[Begin]

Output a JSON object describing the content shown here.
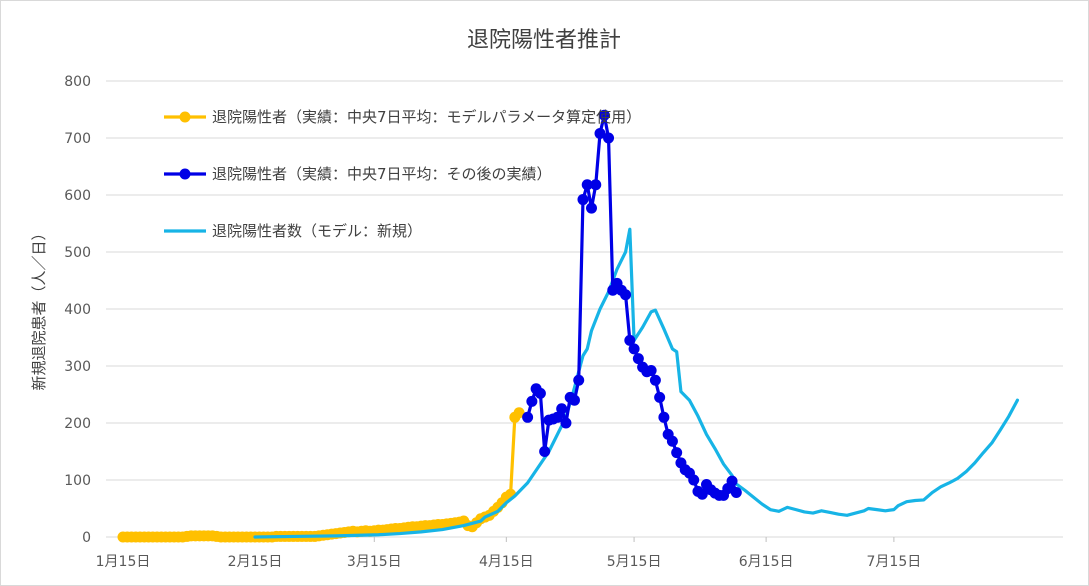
{
  "chart_data": {
    "type": "line",
    "title": "退院陽性者推計",
    "ylabel": "新規退院患者（人／日）",
    "xlabel": "",
    "ylim": [
      0,
      800
    ],
    "yticks": [
      "0",
      "100",
      "200",
      "300",
      "400",
      "500",
      "600",
      "700",
      "800"
    ],
    "xticks": [
      "1月15日",
      "2月15日",
      "3月15日",
      "4月15日",
      "5月15日",
      "6月15日",
      "7月15日"
    ],
    "legend_position": "upper-left-inside",
    "grid": "horizontal",
    "series": [
      {
        "name": "退院陽性者（実績：中央7日平均：モデルパラメータ算定使用）",
        "color": "#ffc000",
        "marker": "circle",
        "points": [
          [
            0,
            0
          ],
          [
            1,
            0
          ],
          [
            2,
            0
          ],
          [
            3,
            0
          ],
          [
            4,
            0
          ],
          [
            5,
            0
          ],
          [
            6,
            0
          ],
          [
            7,
            0
          ],
          [
            8,
            0
          ],
          [
            9,
            0
          ],
          [
            10,
            0
          ],
          [
            11,
            0
          ],
          [
            12,
            0
          ],
          [
            13,
            0
          ],
          [
            14,
            0
          ],
          [
            15,
            1
          ],
          [
            16,
            2
          ],
          [
            17,
            2
          ],
          [
            18,
            2
          ],
          [
            19,
            2
          ],
          [
            20,
            2
          ],
          [
            21,
            2
          ],
          [
            22,
            1
          ],
          [
            23,
            0
          ],
          [
            24,
            0
          ],
          [
            25,
            0
          ],
          [
            26,
            0
          ],
          [
            27,
            0
          ],
          [
            28,
            0
          ],
          [
            29,
            0
          ],
          [
            30,
            0
          ],
          [
            31,
            0
          ],
          [
            32,
            0
          ],
          [
            33,
            0
          ],
          [
            34,
            0
          ],
          [
            35,
            0
          ],
          [
            36,
            1
          ],
          [
            37,
            1
          ],
          [
            38,
            1
          ],
          [
            39,
            1
          ],
          [
            40,
            1
          ],
          [
            41,
            1
          ],
          [
            42,
            1
          ],
          [
            43,
            1
          ],
          [
            44,
            1
          ],
          [
            45,
            1
          ],
          [
            46,
            2
          ],
          [
            47,
            3
          ],
          [
            48,
            4
          ],
          [
            49,
            5
          ],
          [
            50,
            6
          ],
          [
            51,
            7
          ],
          [
            52,
            8
          ],
          [
            53,
            9
          ],
          [
            54,
            10
          ],
          [
            55,
            9
          ],
          [
            56,
            10
          ],
          [
            57,
            11
          ],
          [
            58,
            10
          ],
          [
            59,
            11
          ],
          [
            60,
            12
          ],
          [
            61,
            12
          ],
          [
            62,
            13
          ],
          [
            63,
            14
          ],
          [
            64,
            15
          ],
          [
            65,
            15
          ],
          [
            66,
            16
          ],
          [
            67,
            17
          ],
          [
            68,
            18
          ],
          [
            69,
            18
          ],
          [
            70,
            19
          ],
          [
            71,
            20
          ],
          [
            72,
            20
          ],
          [
            73,
            21
          ],
          [
            74,
            22
          ],
          [
            75,
            22
          ],
          [
            76,
            23
          ],
          [
            77,
            24
          ],
          [
            78,
            25
          ],
          [
            79,
            26
          ],
          [
            80,
            28
          ],
          [
            81,
            20
          ],
          [
            82,
            18
          ],
          [
            83,
            25
          ],
          [
            84,
            32
          ],
          [
            85,
            35
          ],
          [
            86,
            38
          ],
          [
            87,
            45
          ],
          [
            88,
            52
          ],
          [
            89,
            60
          ],
          [
            90,
            70
          ],
          [
            91,
            75
          ],
          [
            92,
            210
          ],
          [
            93,
            218
          ]
        ]
      },
      {
        "name": "退院陽性者（実績：中央7日平均：その後の実績）",
        "color": "#0000e6",
        "marker": "circle",
        "points": [
          [
            95,
            210
          ],
          [
            96,
            238
          ],
          [
            97,
            260
          ],
          [
            98,
            252
          ],
          [
            99,
            150
          ],
          [
            100,
            205
          ],
          [
            101,
            207
          ],
          [
            102,
            210
          ],
          [
            103,
            225
          ],
          [
            104,
            200
          ],
          [
            105,
            245
          ],
          [
            106,
            240
          ],
          [
            107,
            275
          ],
          [
            108,
            592
          ],
          [
            109,
            618
          ],
          [
            110,
            577
          ],
          [
            111,
            618
          ],
          [
            112,
            708
          ],
          [
            113,
            740
          ],
          [
            114,
            700
          ],
          [
            115,
            433
          ],
          [
            116,
            445
          ],
          [
            117,
            433
          ],
          [
            118,
            425
          ],
          [
            119,
            345
          ],
          [
            120,
            330
          ],
          [
            121,
            313
          ],
          [
            122,
            298
          ],
          [
            123,
            290
          ],
          [
            124,
            292
          ],
          [
            125,
            275
          ],
          [
            126,
            245
          ],
          [
            127,
            210
          ],
          [
            128,
            180
          ],
          [
            129,
            168
          ],
          [
            130,
            148
          ],
          [
            131,
            130
          ],
          [
            132,
            118
          ],
          [
            133,
            112
          ],
          [
            134,
            100
          ],
          [
            135,
            80
          ],
          [
            136,
            75
          ],
          [
            137,
            92
          ],
          [
            138,
            83
          ],
          [
            139,
            77
          ],
          [
            140,
            73
          ],
          [
            141,
            73
          ],
          [
            142,
            85
          ],
          [
            143,
            98
          ],
          [
            144,
            78
          ]
        ]
      },
      {
        "name": "退院陽性者数（モデル：新規）",
        "color": "#17b4e6",
        "marker": "none",
        "points": [
          [
            31,
            0
          ],
          [
            40,
            1
          ],
          [
            50,
            2
          ],
          [
            60,
            4
          ],
          [
            65,
            6
          ],
          [
            70,
            9
          ],
          [
            75,
            13
          ],
          [
            80,
            20
          ],
          [
            84,
            28
          ],
          [
            85,
            35
          ],
          [
            88,
            45
          ],
          [
            90,
            60
          ],
          [
            92,
            72
          ],
          [
            95,
            95
          ],
          [
            100,
            150
          ],
          [
            104,
            210
          ],
          [
            106,
            262
          ],
          [
            108,
            318
          ],
          [
            109,
            330
          ],
          [
            110,
            362
          ],
          [
            112,
            400
          ],
          [
            114,
            430
          ],
          [
            116,
            470
          ],
          [
            118,
            500
          ],
          [
            119,
            540
          ],
          [
            120,
            345
          ],
          [
            122,
            368
          ],
          [
            124,
            395
          ],
          [
            125,
            398
          ],
          [
            127,
            365
          ],
          [
            129,
            330
          ],
          [
            130,
            325
          ],
          [
            131,
            255
          ],
          [
            133,
            240
          ],
          [
            135,
            212
          ],
          [
            137,
            180
          ],
          [
            139,
            155
          ],
          [
            141,
            128
          ],
          [
            143,
            108
          ],
          [
            144,
            93
          ],
          [
            146,
            82
          ],
          [
            148,
            70
          ],
          [
            150,
            58
          ],
          [
            152,
            48
          ],
          [
            154,
            45
          ],
          [
            156,
            52
          ],
          [
            158,
            48
          ],
          [
            160,
            44
          ],
          [
            162,
            42
          ],
          [
            164,
            46
          ],
          [
            166,
            43
          ],
          [
            168,
            40
          ],
          [
            170,
            38
          ],
          [
            172,
            42
          ],
          [
            174,
            46
          ],
          [
            175,
            50
          ],
          [
            177,
            48
          ],
          [
            179,
            46
          ],
          [
            181,
            48
          ],
          [
            182,
            55
          ],
          [
            184,
            62
          ],
          [
            186,
            64
          ],
          [
            188,
            65
          ],
          [
            190,
            78
          ],
          [
            192,
            88
          ],
          [
            194,
            95
          ],
          [
            196,
            103
          ],
          [
            198,
            115
          ],
          [
            200,
            130
          ],
          [
            202,
            148
          ],
          [
            204,
            165
          ],
          [
            206,
            188
          ],
          [
            208,
            212
          ],
          [
            210,
            240
          ]
        ]
      }
    ]
  }
}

[End]

TASK BRIEF: List every line above that holds the word "name".

COMPLETED TASK:
        "name": "退院陽性者（実績：中央7日平均：モデルパラメータ算定使用）",
        "name": "退院陽性者（実績：中央7日平均：その後の実績）",
        "name": "退院陽性者数（モデル：新規）",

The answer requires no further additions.